* Dataset excerpts:
__________
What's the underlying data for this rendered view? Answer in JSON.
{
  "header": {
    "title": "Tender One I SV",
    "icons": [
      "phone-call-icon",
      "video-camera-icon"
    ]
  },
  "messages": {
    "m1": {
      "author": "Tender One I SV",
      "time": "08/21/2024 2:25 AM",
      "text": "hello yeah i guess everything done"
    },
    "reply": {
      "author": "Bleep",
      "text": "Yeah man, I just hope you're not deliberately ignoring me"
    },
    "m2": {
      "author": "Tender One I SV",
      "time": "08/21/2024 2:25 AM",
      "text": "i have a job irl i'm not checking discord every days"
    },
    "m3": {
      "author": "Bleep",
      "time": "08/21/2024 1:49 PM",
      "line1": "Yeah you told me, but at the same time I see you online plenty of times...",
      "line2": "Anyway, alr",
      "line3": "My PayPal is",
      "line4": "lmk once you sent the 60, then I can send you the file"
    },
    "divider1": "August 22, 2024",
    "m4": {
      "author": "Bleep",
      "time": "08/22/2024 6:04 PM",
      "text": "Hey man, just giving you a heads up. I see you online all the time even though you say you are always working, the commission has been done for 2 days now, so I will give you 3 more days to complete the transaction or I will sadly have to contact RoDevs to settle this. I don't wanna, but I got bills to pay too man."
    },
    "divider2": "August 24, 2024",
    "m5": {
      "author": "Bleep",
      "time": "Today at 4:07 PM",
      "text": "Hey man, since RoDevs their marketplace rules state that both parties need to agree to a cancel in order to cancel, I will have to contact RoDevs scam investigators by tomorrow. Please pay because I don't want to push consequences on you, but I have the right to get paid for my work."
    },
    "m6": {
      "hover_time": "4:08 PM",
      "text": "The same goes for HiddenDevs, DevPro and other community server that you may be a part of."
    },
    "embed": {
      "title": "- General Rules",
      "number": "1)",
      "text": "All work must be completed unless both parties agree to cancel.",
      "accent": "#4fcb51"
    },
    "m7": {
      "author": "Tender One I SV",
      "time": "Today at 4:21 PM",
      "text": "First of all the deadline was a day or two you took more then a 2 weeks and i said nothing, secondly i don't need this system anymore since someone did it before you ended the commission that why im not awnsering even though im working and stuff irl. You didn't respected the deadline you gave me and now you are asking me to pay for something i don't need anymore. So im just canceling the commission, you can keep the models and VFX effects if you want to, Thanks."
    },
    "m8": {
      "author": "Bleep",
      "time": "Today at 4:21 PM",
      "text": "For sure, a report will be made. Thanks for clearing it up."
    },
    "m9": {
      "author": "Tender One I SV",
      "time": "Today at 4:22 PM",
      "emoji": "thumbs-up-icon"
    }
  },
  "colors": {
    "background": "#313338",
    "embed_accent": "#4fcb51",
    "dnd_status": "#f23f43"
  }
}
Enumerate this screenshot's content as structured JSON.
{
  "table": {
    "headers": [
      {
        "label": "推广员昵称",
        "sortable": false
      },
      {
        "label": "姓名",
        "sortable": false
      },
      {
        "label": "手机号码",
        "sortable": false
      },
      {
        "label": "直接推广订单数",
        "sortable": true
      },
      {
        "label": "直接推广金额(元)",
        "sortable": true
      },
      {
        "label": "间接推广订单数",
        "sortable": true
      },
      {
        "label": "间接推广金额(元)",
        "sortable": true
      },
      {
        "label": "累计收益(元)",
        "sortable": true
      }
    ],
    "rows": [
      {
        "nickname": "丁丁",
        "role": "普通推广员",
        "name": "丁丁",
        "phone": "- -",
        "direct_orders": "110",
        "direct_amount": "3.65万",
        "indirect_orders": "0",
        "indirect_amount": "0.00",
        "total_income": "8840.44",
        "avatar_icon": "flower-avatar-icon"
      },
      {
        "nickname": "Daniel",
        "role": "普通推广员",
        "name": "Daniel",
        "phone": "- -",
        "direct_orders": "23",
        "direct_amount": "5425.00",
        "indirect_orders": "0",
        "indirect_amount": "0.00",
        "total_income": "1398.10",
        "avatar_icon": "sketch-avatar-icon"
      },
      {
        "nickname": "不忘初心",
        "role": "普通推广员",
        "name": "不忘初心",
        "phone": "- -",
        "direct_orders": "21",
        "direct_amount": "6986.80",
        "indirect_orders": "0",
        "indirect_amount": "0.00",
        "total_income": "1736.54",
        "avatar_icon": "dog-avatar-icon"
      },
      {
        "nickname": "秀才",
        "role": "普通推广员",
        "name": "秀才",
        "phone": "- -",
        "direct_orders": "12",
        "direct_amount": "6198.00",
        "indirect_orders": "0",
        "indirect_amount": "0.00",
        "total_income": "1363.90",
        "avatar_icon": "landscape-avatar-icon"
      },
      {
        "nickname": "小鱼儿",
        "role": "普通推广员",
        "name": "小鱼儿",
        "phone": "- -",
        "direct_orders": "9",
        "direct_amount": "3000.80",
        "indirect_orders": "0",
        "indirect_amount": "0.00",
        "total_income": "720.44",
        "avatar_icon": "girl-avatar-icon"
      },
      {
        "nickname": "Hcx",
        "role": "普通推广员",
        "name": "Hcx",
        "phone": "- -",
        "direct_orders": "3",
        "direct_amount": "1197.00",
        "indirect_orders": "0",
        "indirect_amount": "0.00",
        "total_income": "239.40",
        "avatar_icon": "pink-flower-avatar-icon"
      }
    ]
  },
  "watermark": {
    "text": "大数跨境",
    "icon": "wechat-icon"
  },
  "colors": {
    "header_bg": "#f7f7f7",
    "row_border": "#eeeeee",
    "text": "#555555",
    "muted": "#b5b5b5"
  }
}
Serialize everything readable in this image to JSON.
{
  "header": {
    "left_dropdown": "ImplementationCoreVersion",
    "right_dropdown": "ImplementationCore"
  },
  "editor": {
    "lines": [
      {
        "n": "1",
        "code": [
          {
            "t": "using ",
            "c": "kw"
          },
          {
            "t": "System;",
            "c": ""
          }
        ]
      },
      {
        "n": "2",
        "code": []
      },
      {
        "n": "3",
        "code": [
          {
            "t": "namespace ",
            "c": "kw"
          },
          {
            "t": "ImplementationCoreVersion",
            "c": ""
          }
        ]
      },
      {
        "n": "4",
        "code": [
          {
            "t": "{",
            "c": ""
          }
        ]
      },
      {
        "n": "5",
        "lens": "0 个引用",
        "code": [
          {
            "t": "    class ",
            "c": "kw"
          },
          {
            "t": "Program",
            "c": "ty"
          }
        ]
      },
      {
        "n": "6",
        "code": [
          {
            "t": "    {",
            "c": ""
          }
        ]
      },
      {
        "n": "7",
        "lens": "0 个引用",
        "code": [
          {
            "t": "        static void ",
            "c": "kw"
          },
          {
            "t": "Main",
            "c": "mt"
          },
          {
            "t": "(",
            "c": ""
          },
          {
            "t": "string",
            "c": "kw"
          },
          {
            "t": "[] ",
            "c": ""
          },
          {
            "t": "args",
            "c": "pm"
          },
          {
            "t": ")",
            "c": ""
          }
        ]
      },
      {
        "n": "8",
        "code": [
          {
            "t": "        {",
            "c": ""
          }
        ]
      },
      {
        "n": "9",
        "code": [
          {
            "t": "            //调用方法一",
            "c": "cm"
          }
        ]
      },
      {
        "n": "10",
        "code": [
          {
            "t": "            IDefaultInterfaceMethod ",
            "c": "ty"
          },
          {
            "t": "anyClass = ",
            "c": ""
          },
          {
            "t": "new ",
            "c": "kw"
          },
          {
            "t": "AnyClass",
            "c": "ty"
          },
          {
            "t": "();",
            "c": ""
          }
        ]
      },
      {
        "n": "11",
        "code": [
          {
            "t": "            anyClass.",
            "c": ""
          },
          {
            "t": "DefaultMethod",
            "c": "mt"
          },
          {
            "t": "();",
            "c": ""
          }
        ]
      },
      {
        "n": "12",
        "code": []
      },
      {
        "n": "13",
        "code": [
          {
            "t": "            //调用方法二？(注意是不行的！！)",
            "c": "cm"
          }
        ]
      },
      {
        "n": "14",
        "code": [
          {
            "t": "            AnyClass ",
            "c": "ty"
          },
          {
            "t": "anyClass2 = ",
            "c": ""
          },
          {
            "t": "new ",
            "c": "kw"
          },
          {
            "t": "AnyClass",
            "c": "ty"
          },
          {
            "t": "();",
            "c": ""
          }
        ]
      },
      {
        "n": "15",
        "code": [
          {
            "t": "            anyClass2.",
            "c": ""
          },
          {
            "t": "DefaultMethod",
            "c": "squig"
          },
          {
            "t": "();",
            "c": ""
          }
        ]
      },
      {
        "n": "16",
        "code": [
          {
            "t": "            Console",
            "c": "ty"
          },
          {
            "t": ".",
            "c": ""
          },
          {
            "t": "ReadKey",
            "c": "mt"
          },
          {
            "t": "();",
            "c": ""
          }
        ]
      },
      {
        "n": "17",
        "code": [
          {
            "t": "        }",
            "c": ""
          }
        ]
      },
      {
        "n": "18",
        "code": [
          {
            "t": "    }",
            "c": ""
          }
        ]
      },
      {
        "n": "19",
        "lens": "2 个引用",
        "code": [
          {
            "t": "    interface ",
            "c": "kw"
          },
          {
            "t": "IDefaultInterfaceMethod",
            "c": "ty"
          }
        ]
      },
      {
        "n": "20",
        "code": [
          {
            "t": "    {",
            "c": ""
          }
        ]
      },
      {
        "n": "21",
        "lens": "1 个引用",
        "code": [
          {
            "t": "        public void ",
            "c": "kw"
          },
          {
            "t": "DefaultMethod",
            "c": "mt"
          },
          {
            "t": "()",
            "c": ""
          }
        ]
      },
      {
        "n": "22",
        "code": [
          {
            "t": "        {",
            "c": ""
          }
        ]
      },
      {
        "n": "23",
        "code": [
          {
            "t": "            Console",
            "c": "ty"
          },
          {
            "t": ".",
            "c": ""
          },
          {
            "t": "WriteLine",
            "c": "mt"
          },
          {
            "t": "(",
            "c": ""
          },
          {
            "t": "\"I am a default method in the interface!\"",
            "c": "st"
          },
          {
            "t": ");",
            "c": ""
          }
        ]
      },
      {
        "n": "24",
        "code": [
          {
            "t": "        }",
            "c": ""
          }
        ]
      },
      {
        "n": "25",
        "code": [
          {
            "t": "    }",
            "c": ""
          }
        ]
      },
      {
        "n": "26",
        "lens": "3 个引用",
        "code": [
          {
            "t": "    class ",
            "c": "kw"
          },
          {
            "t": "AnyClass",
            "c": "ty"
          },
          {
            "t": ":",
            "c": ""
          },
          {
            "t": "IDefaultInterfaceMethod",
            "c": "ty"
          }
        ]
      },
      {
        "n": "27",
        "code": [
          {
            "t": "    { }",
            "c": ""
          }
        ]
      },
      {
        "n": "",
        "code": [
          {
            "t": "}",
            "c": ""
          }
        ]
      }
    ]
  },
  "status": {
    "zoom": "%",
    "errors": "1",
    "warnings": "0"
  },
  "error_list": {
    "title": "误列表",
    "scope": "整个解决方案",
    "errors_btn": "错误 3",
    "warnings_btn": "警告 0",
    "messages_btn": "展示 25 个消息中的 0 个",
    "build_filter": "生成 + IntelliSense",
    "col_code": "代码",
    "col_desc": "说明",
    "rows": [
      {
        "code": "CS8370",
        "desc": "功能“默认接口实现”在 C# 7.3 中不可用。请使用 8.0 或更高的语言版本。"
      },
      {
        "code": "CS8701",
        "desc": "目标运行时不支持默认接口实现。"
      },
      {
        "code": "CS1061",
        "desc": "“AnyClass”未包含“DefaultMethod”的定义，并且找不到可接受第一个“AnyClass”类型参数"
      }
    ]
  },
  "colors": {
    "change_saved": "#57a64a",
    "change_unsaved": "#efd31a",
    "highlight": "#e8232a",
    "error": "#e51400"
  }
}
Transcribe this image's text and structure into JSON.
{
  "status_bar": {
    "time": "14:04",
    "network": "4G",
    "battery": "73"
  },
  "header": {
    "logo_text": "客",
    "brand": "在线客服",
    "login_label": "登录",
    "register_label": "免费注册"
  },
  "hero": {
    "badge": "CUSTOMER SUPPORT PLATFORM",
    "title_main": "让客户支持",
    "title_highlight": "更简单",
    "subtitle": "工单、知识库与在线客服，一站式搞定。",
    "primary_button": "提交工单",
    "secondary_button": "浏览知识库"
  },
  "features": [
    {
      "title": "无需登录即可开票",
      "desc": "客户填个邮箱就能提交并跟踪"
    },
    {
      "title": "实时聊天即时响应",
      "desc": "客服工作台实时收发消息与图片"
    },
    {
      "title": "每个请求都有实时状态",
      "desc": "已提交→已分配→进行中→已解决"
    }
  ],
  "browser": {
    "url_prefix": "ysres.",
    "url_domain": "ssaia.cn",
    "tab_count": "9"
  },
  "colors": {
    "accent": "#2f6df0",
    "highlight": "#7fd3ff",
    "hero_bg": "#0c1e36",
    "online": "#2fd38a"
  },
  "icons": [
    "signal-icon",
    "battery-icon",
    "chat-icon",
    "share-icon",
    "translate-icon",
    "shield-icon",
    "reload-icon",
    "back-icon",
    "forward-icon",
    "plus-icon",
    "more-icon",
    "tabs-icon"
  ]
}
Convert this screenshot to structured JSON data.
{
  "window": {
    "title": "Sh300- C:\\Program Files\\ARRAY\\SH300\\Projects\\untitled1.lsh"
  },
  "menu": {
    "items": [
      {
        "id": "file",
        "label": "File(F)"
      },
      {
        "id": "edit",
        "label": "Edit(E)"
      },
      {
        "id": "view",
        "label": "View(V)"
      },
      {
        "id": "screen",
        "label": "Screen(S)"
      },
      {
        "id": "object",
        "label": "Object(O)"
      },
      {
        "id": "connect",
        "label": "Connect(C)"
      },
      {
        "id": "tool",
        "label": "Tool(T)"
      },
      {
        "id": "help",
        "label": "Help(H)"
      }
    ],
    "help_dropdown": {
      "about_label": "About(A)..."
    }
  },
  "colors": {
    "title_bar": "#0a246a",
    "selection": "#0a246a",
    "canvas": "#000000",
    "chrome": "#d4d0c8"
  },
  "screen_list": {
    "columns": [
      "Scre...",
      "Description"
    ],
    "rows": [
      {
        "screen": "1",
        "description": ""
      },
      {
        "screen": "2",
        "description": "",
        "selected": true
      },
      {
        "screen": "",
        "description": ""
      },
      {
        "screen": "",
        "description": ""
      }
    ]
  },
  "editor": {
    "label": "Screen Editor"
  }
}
__________
* WRITTEN TASK: Look through the material above. Copy each line where the word "lens" appears.

* TASK ANSWER:
        "lens": "0 个引用",
        "lens": "0 个引用",
        "lens": "2 个引用",
        "lens": "1 个引用",
        "lens": "3 个引用",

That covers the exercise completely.